Task details. Scan the listing below. Report each line that includes "kodu".

Dataset excerpts:
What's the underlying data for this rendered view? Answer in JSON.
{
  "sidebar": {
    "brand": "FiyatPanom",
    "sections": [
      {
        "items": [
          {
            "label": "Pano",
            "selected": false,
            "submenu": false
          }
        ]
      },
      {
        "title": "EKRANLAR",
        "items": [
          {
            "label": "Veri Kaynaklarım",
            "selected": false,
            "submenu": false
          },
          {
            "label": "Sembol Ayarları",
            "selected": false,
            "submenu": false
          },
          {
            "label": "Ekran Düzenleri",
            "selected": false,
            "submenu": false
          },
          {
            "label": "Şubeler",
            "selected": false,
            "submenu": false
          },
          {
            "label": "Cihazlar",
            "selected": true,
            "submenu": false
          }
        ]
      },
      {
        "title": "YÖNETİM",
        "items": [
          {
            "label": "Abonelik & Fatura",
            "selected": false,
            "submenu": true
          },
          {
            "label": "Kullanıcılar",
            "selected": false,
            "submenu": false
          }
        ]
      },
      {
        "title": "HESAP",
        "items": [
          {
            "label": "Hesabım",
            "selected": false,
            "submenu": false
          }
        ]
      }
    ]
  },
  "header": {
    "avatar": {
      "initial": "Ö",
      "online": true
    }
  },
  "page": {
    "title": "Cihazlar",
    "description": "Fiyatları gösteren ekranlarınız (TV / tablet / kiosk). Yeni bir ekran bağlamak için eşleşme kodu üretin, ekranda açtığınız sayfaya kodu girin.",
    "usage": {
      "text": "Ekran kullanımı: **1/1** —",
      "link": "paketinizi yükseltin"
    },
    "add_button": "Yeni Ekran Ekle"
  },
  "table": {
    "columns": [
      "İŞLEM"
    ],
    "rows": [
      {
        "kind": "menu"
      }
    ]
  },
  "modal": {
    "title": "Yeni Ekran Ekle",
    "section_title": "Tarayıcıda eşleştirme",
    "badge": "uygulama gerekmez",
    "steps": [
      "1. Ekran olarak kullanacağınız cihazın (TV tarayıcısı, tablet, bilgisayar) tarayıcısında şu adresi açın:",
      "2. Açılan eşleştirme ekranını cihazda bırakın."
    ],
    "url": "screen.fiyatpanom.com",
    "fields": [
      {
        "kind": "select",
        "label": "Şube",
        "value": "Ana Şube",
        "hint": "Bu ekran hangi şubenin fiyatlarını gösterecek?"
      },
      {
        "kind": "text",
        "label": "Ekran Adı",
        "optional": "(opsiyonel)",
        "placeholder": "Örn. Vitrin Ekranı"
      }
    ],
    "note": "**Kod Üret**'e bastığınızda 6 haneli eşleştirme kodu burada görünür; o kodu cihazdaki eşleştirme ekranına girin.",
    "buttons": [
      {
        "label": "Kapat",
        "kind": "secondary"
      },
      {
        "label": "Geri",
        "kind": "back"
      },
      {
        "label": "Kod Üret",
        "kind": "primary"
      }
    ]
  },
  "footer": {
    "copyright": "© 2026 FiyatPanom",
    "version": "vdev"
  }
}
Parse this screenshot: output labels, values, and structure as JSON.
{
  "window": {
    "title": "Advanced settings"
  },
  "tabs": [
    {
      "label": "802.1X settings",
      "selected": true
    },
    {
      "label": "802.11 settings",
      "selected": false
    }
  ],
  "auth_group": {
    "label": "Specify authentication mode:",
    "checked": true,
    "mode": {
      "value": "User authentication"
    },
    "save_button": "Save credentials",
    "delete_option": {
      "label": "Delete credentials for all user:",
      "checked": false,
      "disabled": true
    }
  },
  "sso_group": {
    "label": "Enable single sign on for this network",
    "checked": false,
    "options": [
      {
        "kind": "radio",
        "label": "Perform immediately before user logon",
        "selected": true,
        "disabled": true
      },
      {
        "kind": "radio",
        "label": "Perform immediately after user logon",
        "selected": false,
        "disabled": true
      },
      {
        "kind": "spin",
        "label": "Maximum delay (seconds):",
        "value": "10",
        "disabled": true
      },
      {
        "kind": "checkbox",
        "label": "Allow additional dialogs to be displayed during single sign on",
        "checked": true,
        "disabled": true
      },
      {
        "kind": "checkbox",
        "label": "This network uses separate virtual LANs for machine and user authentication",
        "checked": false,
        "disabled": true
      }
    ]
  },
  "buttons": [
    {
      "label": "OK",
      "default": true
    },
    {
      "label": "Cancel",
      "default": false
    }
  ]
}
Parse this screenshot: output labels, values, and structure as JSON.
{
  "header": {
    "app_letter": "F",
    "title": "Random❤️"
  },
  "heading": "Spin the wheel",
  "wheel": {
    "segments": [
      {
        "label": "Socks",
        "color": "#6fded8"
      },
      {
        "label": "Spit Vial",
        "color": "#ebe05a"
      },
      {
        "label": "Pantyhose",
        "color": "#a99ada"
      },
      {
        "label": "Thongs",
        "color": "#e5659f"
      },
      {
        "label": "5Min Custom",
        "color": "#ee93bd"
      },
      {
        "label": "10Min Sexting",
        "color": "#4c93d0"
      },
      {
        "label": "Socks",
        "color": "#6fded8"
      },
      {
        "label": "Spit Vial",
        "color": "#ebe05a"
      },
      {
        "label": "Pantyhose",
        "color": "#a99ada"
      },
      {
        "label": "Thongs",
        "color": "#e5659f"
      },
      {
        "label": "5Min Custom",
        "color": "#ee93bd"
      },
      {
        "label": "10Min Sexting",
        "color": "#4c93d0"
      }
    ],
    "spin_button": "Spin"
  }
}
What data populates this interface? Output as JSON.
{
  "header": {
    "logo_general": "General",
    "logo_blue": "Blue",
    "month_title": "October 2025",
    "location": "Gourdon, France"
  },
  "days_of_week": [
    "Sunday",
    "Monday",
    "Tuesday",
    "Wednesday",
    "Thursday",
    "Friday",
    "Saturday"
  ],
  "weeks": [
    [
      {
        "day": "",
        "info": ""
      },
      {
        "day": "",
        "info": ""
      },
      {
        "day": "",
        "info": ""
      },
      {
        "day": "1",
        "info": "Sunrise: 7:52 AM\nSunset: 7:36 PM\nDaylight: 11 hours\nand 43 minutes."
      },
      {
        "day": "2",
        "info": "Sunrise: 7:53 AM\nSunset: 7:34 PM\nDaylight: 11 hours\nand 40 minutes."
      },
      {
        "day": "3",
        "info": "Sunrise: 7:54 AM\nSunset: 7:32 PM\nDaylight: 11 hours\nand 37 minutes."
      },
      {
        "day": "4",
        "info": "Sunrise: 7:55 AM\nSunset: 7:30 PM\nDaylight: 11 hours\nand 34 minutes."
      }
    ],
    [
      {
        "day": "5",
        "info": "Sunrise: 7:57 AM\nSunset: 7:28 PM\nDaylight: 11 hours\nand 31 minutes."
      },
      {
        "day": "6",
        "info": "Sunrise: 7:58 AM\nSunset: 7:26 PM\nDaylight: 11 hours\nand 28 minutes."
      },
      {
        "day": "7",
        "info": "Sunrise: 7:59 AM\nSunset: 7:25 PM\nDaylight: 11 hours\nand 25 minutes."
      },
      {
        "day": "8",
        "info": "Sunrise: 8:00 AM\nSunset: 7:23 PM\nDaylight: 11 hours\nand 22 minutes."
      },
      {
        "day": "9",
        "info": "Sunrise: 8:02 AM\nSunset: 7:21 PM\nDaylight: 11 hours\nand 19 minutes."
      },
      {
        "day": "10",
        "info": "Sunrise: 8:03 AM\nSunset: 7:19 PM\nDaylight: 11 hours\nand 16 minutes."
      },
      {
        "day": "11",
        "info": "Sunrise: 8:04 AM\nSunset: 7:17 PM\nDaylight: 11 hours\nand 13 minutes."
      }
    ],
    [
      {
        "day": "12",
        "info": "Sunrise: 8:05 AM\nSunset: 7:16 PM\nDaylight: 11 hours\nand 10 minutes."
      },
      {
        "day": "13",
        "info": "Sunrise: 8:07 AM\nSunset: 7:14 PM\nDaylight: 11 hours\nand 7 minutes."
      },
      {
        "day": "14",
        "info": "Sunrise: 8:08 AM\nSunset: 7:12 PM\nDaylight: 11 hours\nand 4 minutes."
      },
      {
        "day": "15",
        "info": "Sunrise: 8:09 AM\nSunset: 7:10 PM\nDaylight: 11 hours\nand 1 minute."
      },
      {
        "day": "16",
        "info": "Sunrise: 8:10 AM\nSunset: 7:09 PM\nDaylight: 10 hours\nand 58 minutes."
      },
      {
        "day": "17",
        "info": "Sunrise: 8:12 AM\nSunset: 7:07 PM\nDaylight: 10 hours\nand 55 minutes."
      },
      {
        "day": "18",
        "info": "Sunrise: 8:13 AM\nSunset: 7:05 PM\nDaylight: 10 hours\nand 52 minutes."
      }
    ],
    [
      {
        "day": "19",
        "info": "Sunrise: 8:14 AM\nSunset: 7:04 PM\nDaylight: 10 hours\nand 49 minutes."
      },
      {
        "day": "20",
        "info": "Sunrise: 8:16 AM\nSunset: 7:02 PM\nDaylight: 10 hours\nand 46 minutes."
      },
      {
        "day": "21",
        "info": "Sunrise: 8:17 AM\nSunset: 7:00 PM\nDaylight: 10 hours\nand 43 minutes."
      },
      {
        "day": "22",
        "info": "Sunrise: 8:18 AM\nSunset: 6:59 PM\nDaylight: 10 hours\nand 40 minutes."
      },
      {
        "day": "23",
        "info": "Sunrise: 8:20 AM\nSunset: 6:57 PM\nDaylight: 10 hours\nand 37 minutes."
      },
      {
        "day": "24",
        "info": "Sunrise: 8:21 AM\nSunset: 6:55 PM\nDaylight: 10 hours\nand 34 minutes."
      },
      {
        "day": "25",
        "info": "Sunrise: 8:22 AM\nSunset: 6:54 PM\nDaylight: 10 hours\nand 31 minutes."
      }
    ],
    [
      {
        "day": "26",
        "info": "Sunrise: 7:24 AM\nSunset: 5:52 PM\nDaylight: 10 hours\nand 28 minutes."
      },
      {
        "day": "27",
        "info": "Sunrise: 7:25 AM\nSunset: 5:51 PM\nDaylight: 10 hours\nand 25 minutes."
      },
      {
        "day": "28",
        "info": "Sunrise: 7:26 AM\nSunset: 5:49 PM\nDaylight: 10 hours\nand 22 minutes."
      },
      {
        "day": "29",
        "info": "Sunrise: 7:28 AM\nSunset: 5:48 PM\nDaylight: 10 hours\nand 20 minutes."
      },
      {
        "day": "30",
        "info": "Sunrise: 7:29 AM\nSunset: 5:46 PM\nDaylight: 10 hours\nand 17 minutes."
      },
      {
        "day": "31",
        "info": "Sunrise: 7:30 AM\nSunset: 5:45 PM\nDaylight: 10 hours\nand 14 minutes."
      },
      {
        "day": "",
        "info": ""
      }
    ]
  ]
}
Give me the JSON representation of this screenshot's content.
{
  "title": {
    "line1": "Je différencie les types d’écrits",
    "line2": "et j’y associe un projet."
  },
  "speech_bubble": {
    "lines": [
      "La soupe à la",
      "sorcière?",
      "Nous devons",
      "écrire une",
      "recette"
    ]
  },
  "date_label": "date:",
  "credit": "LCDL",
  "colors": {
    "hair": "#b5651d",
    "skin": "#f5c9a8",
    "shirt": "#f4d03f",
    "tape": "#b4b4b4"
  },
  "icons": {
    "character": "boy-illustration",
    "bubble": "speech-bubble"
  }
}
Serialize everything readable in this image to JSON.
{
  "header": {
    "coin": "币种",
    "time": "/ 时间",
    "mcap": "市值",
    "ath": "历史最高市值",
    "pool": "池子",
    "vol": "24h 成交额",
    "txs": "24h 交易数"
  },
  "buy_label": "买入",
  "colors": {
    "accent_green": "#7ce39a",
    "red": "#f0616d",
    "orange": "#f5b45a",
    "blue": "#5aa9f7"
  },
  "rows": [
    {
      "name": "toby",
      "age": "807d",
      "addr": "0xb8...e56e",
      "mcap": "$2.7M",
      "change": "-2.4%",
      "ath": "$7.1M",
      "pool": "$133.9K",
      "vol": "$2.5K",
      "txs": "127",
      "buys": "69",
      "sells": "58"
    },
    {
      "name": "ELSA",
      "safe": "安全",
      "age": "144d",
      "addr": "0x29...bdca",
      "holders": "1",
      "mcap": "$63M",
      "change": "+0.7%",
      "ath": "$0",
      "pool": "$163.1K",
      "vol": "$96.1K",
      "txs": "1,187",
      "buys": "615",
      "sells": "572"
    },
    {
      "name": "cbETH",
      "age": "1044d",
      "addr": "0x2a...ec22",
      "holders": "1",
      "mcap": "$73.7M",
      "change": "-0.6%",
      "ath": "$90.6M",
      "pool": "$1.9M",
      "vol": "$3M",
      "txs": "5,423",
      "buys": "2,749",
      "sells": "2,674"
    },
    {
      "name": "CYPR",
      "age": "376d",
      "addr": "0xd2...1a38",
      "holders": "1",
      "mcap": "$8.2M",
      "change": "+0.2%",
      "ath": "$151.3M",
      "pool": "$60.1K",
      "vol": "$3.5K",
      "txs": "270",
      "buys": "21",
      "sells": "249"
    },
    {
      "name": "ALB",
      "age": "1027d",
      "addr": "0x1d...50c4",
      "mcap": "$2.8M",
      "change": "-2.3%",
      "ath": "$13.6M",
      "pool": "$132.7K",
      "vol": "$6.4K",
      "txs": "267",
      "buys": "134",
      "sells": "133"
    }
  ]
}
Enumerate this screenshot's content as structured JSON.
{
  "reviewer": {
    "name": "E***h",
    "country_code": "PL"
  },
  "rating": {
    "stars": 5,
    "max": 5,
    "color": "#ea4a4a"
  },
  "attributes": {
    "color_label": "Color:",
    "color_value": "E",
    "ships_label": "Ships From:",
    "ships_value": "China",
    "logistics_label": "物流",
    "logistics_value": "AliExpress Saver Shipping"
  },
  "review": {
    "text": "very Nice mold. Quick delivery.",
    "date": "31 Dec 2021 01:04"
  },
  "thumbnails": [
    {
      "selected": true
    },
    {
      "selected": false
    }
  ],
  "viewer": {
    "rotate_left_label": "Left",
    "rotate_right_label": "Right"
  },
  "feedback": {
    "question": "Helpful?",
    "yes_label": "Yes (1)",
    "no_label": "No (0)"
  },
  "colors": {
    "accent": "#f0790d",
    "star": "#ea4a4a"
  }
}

Exercise result.
    "description": "Fiyatları gösteren ekranlarınız (TV / tablet / kiosk). Yeni bir ekran bağlamak için eşleşme kodu üretin, ekranda açtığınız sayfaya kodu girin.",
    "note": "**Kod Üret**'e bastığınızda 6 haneli eşleştirme kodu burada görünür; o kodu cihazdaki eşleştirme ekranına girin.",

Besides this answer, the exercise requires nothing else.